* Start Source records *

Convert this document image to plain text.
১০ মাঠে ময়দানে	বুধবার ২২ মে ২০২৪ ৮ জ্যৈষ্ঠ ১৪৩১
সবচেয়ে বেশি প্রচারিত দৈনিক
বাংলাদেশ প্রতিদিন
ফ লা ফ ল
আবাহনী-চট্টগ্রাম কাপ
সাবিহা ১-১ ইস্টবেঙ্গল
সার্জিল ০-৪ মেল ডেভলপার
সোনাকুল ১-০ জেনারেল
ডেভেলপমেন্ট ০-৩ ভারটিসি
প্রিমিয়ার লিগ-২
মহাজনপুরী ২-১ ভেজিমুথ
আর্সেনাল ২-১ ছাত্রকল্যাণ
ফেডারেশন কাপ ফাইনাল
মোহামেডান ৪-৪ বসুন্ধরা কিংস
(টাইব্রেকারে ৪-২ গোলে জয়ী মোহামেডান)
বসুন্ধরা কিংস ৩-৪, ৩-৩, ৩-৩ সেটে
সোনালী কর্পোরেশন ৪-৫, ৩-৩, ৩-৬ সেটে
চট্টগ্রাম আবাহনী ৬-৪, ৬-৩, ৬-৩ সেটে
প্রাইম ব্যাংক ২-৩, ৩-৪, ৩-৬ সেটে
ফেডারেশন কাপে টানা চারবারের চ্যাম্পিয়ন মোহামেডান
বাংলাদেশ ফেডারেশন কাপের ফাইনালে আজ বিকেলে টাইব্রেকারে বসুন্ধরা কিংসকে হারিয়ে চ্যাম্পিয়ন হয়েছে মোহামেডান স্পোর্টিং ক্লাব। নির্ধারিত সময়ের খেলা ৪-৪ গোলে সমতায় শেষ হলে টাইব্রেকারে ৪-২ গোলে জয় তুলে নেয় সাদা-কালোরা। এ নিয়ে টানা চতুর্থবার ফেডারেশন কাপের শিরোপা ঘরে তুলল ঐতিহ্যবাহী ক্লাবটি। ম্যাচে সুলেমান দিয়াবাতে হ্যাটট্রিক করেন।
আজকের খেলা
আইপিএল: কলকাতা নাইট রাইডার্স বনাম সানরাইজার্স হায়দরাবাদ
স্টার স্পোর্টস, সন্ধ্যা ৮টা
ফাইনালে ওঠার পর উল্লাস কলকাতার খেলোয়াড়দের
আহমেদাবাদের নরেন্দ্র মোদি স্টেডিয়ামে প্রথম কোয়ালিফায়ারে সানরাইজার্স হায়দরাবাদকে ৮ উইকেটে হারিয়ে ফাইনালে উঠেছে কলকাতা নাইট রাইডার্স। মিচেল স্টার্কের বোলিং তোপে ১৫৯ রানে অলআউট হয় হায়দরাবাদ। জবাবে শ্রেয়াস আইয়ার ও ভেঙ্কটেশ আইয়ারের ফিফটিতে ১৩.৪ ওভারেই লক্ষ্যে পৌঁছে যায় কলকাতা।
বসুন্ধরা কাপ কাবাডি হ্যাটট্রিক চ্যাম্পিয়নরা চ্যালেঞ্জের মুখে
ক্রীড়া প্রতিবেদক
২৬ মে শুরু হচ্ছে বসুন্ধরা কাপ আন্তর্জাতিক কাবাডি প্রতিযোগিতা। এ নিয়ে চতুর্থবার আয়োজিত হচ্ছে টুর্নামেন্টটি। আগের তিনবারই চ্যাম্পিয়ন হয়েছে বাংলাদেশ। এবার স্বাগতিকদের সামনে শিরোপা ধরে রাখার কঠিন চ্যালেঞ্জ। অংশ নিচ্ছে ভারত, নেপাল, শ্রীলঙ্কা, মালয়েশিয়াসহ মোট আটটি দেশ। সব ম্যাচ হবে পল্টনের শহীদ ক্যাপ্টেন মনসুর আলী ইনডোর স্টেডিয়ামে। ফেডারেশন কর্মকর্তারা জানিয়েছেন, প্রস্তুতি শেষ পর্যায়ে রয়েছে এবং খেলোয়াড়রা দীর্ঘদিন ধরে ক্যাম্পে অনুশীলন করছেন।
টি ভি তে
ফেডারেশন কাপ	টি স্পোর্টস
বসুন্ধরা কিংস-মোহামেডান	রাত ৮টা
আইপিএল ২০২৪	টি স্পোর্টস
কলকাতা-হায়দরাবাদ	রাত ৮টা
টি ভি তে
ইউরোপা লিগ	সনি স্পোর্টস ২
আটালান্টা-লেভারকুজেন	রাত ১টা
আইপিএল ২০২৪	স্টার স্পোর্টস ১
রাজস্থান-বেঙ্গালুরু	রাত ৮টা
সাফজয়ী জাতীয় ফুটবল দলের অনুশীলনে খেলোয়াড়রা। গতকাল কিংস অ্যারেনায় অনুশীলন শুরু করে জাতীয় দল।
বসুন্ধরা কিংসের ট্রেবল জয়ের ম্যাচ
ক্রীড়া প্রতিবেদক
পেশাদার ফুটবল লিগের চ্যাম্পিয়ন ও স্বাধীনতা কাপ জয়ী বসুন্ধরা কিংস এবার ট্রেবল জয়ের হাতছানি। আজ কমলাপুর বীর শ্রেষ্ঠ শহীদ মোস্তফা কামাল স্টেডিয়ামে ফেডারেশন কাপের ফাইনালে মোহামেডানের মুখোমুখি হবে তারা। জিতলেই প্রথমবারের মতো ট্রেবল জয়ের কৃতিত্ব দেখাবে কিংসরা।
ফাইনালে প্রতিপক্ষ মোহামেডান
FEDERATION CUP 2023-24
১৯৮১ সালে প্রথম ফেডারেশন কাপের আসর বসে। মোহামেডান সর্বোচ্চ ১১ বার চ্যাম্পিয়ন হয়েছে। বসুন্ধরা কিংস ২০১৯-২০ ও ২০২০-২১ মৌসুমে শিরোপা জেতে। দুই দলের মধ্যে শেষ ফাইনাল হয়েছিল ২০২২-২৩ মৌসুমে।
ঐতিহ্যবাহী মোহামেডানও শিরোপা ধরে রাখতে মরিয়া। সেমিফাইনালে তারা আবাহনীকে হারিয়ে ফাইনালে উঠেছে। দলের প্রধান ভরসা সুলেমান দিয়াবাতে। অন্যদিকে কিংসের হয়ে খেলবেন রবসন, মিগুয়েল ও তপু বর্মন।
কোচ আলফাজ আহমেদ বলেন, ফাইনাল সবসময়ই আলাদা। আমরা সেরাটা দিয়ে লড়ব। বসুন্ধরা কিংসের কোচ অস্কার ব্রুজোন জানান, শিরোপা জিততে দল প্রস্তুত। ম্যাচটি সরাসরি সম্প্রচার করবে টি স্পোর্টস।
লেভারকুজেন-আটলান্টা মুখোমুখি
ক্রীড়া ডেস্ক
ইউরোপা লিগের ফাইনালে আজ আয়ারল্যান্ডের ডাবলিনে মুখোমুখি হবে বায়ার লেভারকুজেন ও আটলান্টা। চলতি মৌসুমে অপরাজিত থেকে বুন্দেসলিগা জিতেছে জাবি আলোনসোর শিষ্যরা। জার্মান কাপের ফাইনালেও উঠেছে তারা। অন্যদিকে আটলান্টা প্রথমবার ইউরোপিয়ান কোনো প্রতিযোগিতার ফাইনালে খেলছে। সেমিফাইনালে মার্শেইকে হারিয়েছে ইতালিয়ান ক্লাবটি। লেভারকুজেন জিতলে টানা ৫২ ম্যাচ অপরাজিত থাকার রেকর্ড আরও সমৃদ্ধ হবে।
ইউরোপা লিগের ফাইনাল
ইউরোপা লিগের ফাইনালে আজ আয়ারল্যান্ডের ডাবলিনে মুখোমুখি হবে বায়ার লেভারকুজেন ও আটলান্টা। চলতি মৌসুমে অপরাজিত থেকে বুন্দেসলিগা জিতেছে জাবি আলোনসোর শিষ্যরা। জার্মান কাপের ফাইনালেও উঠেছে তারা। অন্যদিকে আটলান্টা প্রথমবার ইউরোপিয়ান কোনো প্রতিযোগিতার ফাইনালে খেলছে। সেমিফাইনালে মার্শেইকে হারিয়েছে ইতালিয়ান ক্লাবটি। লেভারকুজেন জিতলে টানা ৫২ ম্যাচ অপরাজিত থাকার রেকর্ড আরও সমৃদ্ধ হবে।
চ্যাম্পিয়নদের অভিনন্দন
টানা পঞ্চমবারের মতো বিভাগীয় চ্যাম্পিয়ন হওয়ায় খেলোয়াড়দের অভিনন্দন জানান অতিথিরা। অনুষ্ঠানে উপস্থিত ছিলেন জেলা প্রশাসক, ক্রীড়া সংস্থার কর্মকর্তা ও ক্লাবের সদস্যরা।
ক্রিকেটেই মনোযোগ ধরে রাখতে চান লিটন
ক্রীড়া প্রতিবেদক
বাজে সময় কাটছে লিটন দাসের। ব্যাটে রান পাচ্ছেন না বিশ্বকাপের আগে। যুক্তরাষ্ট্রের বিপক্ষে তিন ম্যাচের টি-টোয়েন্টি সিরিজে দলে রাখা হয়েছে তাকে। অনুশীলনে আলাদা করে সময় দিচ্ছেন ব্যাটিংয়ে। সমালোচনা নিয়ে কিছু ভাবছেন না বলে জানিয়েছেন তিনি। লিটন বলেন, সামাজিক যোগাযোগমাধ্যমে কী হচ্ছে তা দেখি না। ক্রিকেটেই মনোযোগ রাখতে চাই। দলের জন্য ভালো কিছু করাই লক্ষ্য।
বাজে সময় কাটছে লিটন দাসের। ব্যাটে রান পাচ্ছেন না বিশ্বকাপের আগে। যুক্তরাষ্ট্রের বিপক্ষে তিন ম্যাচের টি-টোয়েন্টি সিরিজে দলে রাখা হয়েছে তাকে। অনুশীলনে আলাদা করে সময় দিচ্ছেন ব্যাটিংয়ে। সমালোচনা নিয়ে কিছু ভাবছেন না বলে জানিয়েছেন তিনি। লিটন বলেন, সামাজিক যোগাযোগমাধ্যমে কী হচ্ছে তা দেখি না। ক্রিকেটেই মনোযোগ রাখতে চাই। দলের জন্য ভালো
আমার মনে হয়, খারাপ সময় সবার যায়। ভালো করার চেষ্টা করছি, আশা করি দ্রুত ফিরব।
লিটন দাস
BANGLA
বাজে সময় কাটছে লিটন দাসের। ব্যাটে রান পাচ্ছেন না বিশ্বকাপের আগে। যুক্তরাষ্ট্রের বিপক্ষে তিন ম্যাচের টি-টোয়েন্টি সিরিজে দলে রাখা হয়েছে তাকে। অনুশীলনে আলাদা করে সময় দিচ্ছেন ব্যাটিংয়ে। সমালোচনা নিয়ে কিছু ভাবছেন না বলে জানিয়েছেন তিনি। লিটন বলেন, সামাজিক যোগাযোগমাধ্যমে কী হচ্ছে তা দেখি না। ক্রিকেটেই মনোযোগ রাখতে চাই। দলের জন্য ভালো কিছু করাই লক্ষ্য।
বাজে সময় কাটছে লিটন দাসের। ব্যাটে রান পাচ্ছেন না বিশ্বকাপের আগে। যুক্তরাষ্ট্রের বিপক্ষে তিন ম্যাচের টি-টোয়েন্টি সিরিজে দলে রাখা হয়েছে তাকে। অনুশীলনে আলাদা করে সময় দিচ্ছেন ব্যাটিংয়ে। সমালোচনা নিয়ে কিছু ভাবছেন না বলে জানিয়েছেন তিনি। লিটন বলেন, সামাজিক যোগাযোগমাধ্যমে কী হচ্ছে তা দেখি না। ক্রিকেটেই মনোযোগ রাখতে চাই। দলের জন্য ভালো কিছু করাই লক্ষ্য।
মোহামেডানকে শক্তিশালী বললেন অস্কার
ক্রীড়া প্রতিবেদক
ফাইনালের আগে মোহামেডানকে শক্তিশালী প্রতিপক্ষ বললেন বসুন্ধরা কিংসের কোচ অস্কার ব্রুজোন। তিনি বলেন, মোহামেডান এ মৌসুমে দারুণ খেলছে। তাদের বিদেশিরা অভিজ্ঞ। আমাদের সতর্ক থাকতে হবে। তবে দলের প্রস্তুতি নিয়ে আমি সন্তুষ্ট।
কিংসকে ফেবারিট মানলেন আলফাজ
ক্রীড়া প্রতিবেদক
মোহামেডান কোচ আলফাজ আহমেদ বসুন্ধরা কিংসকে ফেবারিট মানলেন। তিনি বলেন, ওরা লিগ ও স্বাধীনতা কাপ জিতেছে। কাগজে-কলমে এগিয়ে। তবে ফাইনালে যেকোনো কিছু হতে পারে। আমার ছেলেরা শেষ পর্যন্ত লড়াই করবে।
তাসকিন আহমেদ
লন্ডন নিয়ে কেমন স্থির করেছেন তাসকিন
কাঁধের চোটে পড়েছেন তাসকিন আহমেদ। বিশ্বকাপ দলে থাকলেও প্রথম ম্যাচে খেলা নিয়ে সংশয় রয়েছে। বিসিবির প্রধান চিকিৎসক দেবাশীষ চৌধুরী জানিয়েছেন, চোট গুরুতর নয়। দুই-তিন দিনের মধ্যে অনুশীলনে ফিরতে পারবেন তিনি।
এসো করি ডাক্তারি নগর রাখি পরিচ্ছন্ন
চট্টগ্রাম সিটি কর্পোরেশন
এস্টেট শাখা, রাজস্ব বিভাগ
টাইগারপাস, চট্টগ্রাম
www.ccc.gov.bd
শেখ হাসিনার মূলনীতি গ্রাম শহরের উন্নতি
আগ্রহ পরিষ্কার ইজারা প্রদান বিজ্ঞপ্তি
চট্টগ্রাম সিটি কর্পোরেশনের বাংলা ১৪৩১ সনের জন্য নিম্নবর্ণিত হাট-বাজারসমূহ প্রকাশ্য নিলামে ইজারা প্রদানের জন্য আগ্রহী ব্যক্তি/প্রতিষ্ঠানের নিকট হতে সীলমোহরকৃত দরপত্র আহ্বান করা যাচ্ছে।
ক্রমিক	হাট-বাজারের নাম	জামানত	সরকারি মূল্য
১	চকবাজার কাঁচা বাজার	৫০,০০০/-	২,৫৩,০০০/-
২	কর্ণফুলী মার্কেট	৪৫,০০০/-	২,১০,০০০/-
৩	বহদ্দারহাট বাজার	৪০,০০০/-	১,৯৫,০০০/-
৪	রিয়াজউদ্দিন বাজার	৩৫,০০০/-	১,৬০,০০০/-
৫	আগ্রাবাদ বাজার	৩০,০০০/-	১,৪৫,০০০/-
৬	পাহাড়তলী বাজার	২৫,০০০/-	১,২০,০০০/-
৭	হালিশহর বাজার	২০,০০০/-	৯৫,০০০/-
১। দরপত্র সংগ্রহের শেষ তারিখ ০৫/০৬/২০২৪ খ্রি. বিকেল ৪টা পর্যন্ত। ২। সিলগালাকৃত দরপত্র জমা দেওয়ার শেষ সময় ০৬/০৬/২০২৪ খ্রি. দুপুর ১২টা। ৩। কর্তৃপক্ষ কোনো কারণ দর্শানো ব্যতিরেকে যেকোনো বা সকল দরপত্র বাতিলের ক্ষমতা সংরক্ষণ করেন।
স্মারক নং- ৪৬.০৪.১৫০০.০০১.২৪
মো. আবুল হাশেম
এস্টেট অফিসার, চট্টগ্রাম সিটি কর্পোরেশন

* End Source records *

### To do
For each line in the data above that contains the string "দরপত", extract the line.

### The result
চট্টগ্রাম সিটি কর্পোরেশনের বাংলা ১৪৩১ সনের জন্য নিম্নবর্ণিত হাট-বাজারসমূহ প্রকাশ্য নিলামে ইজারা প্রদানের জন্য আগ্রহী ব্যক্তি/প্রতিষ্ঠানের নিকট হতে সীলমোহরকৃত দরপত্র আহ্বান করা যাচ্ছে।
১। দরপত্র সংগ্রহের শেষ তারিখ ০৫/০৬/২০২৪ খ্রি. বিকেল ৪টা পর্যন্ত। ২। সিলগালাকৃত দরপত্র জমা দেওয়ার শেষ সময় ০৬/০৬/২০২৪ খ্রি. দুপুর ১২টা। ৩। কর্তৃপক্ষ কোনো কারণ দর্শানো ব্যতিরেকে যেকোনো বা সকল দরপত্র বাতিলের ক্ষমতা সংরক্ষণ করেন।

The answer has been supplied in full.